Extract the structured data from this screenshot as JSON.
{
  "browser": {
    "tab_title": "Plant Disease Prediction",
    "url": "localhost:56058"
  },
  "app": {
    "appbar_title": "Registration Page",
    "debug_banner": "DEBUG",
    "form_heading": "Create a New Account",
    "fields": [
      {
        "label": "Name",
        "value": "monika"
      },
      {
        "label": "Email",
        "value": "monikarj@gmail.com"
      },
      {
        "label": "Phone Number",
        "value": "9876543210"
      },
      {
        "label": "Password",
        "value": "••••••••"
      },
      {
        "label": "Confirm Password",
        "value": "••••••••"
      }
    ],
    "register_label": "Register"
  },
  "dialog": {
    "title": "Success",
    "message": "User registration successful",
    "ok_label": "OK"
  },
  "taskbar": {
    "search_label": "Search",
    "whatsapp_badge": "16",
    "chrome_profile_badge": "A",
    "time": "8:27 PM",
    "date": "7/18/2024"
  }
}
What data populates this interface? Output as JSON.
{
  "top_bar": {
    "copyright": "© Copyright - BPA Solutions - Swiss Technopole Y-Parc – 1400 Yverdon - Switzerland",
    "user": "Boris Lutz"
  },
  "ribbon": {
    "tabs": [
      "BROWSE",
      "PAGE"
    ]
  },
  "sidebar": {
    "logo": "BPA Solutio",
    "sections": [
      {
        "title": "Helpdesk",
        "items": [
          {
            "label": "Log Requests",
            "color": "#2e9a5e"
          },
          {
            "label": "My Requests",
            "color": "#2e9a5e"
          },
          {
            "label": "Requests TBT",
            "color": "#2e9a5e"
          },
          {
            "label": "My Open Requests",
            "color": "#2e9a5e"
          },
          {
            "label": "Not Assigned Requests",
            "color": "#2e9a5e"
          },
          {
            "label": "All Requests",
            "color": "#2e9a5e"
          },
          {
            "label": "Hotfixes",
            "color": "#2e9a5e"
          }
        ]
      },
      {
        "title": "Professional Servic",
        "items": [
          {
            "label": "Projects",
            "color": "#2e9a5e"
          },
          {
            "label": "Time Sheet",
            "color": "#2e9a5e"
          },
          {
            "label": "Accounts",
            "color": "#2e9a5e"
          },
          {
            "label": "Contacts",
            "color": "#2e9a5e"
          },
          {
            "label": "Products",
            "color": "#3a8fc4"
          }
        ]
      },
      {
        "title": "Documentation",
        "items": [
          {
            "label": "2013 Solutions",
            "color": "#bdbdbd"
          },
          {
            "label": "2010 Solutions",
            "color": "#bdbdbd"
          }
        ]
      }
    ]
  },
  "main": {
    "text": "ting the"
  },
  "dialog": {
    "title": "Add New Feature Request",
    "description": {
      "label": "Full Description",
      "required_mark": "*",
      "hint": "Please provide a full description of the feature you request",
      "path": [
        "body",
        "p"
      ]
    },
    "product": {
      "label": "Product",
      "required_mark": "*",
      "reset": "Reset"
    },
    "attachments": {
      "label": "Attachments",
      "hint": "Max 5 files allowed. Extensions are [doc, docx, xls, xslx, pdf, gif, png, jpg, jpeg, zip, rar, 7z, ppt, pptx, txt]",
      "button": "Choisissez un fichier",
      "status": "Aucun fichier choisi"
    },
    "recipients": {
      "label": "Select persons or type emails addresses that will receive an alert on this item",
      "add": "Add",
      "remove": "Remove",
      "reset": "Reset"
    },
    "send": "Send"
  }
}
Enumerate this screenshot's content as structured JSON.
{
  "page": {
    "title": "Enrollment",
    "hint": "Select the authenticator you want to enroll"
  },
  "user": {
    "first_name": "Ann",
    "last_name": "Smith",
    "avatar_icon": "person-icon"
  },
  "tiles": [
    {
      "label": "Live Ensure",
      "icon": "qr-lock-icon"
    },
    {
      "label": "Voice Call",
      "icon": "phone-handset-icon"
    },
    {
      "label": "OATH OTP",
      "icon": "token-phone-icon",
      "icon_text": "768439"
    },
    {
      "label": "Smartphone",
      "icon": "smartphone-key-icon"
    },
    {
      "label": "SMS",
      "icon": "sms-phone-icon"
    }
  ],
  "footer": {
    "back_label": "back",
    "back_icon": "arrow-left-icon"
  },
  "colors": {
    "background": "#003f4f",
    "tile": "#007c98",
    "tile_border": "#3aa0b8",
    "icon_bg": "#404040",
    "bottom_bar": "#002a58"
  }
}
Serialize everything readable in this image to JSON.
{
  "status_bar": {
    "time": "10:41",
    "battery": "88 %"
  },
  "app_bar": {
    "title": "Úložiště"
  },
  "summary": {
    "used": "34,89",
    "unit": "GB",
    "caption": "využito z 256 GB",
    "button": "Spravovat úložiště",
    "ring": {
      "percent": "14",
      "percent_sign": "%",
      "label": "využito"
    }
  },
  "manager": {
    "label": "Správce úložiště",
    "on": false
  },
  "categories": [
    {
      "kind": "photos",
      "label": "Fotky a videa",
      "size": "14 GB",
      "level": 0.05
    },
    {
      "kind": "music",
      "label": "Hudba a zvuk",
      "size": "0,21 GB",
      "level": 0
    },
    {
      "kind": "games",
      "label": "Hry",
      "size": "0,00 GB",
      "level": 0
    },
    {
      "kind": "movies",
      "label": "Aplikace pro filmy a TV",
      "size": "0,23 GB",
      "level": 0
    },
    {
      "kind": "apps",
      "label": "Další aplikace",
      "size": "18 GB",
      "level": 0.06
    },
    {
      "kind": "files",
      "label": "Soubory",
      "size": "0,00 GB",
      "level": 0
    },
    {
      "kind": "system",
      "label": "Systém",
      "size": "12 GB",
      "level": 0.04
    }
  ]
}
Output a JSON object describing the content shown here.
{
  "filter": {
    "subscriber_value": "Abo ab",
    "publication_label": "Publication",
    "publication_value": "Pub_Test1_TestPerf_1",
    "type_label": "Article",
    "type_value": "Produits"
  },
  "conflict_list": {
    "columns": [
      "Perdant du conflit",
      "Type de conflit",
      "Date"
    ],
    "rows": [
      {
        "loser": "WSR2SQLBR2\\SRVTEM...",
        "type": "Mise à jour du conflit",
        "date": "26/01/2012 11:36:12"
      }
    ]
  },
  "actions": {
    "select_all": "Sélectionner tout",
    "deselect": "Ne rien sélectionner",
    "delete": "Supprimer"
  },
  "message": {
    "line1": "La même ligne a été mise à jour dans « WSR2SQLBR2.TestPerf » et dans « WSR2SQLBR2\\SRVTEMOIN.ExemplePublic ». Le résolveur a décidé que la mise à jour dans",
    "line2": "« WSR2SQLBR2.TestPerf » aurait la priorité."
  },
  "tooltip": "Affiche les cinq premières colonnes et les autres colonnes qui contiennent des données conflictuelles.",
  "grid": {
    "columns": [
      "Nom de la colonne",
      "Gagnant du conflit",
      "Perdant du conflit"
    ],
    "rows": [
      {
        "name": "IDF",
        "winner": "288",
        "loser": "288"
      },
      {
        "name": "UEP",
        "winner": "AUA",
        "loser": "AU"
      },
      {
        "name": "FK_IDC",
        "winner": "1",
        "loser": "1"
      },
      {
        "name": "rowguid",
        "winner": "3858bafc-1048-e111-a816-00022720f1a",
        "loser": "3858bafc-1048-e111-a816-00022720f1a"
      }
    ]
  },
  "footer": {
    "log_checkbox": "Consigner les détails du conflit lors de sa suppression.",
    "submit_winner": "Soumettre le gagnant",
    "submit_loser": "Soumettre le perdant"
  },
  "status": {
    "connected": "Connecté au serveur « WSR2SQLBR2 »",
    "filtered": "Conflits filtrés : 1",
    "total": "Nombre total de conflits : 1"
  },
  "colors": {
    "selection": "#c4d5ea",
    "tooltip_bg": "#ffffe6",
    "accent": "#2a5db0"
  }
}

** Exercise details **
Gather up every line from the listing above in which the word "this" occurs.

** Written answer **
Extract the structured data from this screenshot as JSON.
What data populates this interface? Output as JSON.
      "label": "Select persons or type emails addresses that will receive an alert on this item",
Enumerate this screenshot's content as structured JSON.
Serialize everything readable in this image to JSON.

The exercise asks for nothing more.